● What is asked: Reproduce the records that follow in full, excluding any picture they contain.

● Exercise inputs:
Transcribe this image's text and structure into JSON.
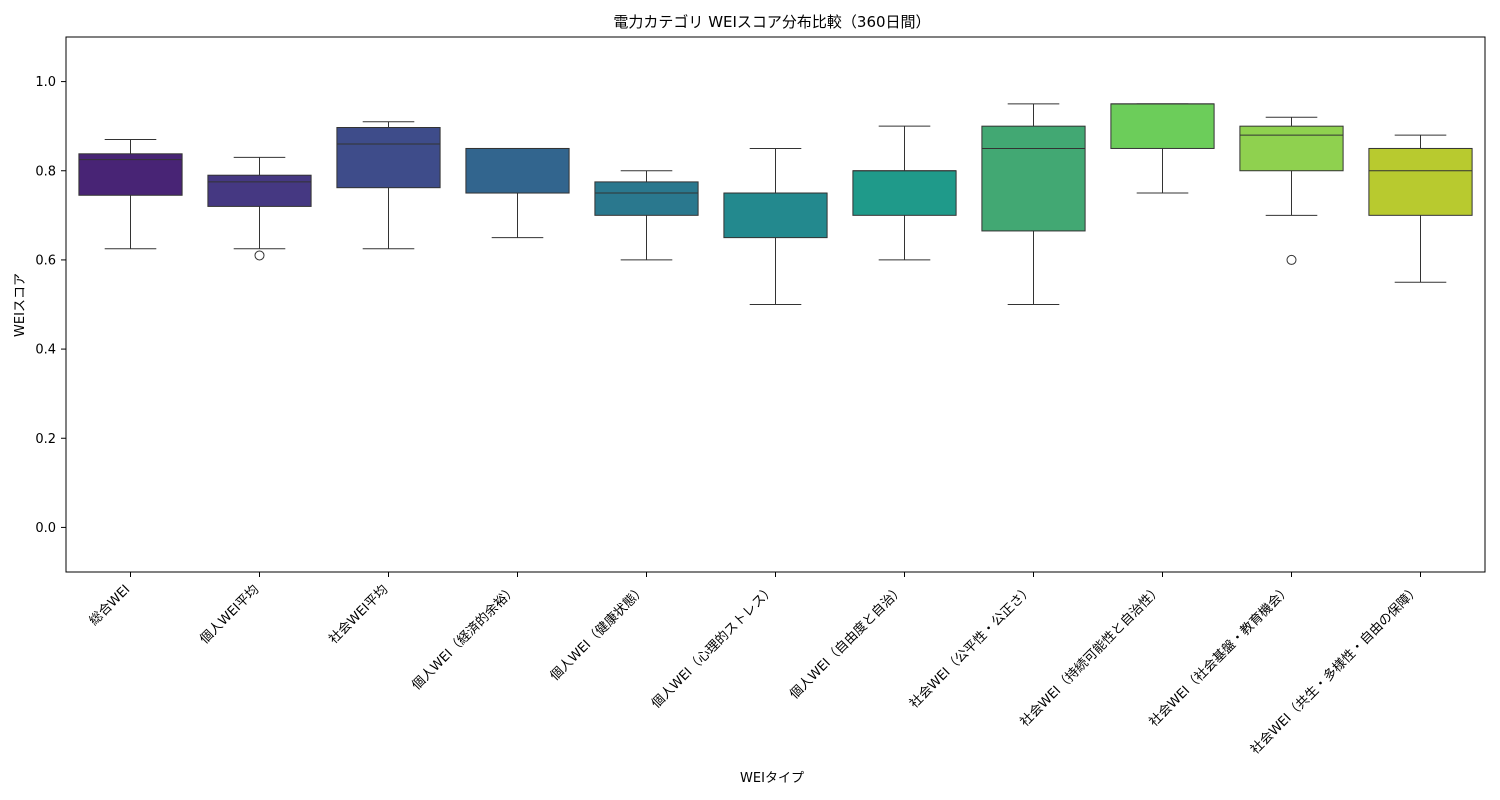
{
  "chart_data": {
    "type": "box",
    "title": "電力カテゴリ WEIスコア分布比較（360日間）",
    "xlabel": "WEIタイプ",
    "ylabel": "WEIスコア",
    "ylim": [
      -0.1,
      1.1
    ],
    "yticks": [
      "0.0",
      "0.2",
      "0.4",
      "0.6",
      "0.8",
      "1.0"
    ],
    "grid": false,
    "categories": [
      "総合WEI",
      "個人WEI平均",
      "社会WEI平均",
      "個人WEI（経済的余裕）",
      "個人WEI（健康状態）",
      "個人WEI（心理的ストレス）",
      "個人WEI（自由度と自治）",
      "社会WEI（公平性・公正さ）",
      "社会WEI（持続可能性と自治性）",
      "社会WEI（社会基盤・教育機会）",
      "社会WEI（共生・多様性・自由の保障）"
    ],
    "boxes": [
      {
        "whisker_low": 0.625,
        "q1": 0.745,
        "median": 0.825,
        "q3": 0.838,
        "whisker_high": 0.87,
        "outliers": [],
        "color": "#482475"
      },
      {
        "whisker_low": 0.625,
        "q1": 0.72,
        "median": 0.775,
        "q3": 0.79,
        "whisker_high": 0.83,
        "outliers": [
          0.61
        ],
        "color": "#453882"
      },
      {
        "whisker_low": 0.625,
        "q1": 0.762,
        "median": 0.86,
        "q3": 0.897,
        "whisker_high": 0.91,
        "outliers": [],
        "color": "#3e4c8a"
      },
      {
        "whisker_low": 0.65,
        "q1": 0.75,
        "median": 0.85,
        "q3": 0.85,
        "whisker_high": 0.85,
        "outliers": [],
        "color": "#32658e"
      },
      {
        "whisker_low": 0.6,
        "q1": 0.7,
        "median": 0.75,
        "q3": 0.775,
        "whisker_high": 0.8,
        "outliers": [],
        "color": "#2a788e"
      },
      {
        "whisker_low": 0.5,
        "q1": 0.65,
        "median": 0.75,
        "q3": 0.75,
        "whisker_high": 0.85,
        "outliers": [],
        "color": "#23898e"
      },
      {
        "whisker_low": 0.6,
        "q1": 0.7,
        "median": 0.8,
        "q3": 0.8,
        "whisker_high": 0.9,
        "outliers": [],
        "color": "#1f9a8a"
      },
      {
        "whisker_low": 0.5,
        "q1": 0.665,
        "median": 0.85,
        "q3": 0.9,
        "whisker_high": 0.95,
        "outliers": [],
        "color": "#42a873"
      },
      {
        "whisker_low": 0.75,
        "q1": 0.85,
        "median": 0.95,
        "q3": 0.95,
        "whisker_high": 0.95,
        "outliers": [],
        "color": "#6ccd5a"
      },
      {
        "whisker_low": 0.7,
        "q1": 0.8,
        "median": 0.88,
        "q3": 0.9,
        "whisker_high": 0.92,
        "outliers": [
          0.6
        ],
        "color": "#8fd14f"
      },
      {
        "whisker_low": 0.55,
        "q1": 0.7,
        "median": 0.8,
        "q3": 0.85,
        "whisker_high": 0.88,
        "outliers": [],
        "color": "#b8ca2f"
      }
    ]
  }
}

● Answer to this problem:
Transcribe this image's text and structure into JSON.
{
  "chart_data": {
    "type": "box",
    "title": "電力カテゴリ WEIスコア分布比較（360日間）",
    "xlabel": "WEIタイプ",
    "ylabel": "WEIスコア",
    "ylim": [
      -0.1,
      1.1
    ],
    "yticks": [
      "0.0",
      "0.2",
      "0.4",
      "0.6",
      "0.8",
      "1.0"
    ],
    "grid": false,
    "categories": [
      "総合WEI",
      "個人WEI平均",
      "社会WEI平均",
      "個人WEI（経済的余裕）",
      "個人WEI（健康状態）",
      "個人WEI（心理的ストレス）",
      "個人WEI（自由度と自治）",
      "社会WEI（公平性・公正さ）",
      "社会WEI（持続可能性と自治性）",
      "社会WEI（社会基盤・教育機会）",
      "社会WEI（共生・多様性・自由の保障）"
    ],
    "boxes": [
      {
        "whisker_low": 0.625,
        "q1": 0.745,
        "median": 0.825,
        "q3": 0.838,
        "whisker_high": 0.87,
        "outliers": [],
        "color": "#482475"
      },
      {
        "whisker_low": 0.625,
        "q1": 0.72,
        "median": 0.775,
        "q3": 0.79,
        "whisker_high": 0.83,
        "outliers": [
          0.61
        ],
        "color": "#453882"
      },
      {
        "whisker_low": 0.625,
        "q1": 0.762,
        "median": 0.86,
        "q3": 0.897,
        "whisker_high": 0.91,
        "outliers": [],
        "color": "#3e4c8a"
      },
      {
        "whisker_low": 0.65,
        "q1": 0.75,
        "median": 0.85,
        "q3": 0.85,
        "whisker_high": 0.85,
        "outliers": [],
        "color": "#32658e"
      },
      {
        "whisker_low": 0.6,
        "q1": 0.7,
        "median": 0.75,
        "q3": 0.775,
        "whisker_high": 0.8,
        "outliers": [],
        "color": "#2a788e"
      },
      {
        "whisker_low": 0.5,
        "q1": 0.65,
        "median": 0.75,
        "q3": 0.75,
        "whisker_high": 0.85,
        "outliers": [],
        "color": "#23898e"
      },
      {
        "whisker_low": 0.6,
        "q1": 0.7,
        "median": 0.8,
        "q3": 0.8,
        "whisker_high": 0.9,
        "outliers": [],
        "color": "#1f9a8a"
      },
      {
        "whisker_low": 0.5,
        "q1": 0.665,
        "median": 0.85,
        "q3": 0.9,
        "whisker_high": 0.95,
        "outliers": [],
        "color": "#42a873"
      },
      {
        "whisker_low": 0.75,
        "q1": 0.85,
        "median": 0.95,
        "q3": 0.95,
        "whisker_high": 0.95,
        "outliers": [],
        "color": "#6ccd5a"
      },
      {
        "whisker_low": 0.7,
        "q1": 0.8,
        "median": 0.88,
        "q3": 0.9,
        "whisker_high": 0.92,
        "outliers": [
          0.6
        ],
        "color": "#8fd14f"
      },
      {
        "whisker_low": 0.55,
        "q1": 0.7,
        "median": 0.8,
        "q3": 0.85,
        "whisker_high": 0.88,
        "outliers": [],
        "color": "#b8ca2f"
      }
    ]
  }
}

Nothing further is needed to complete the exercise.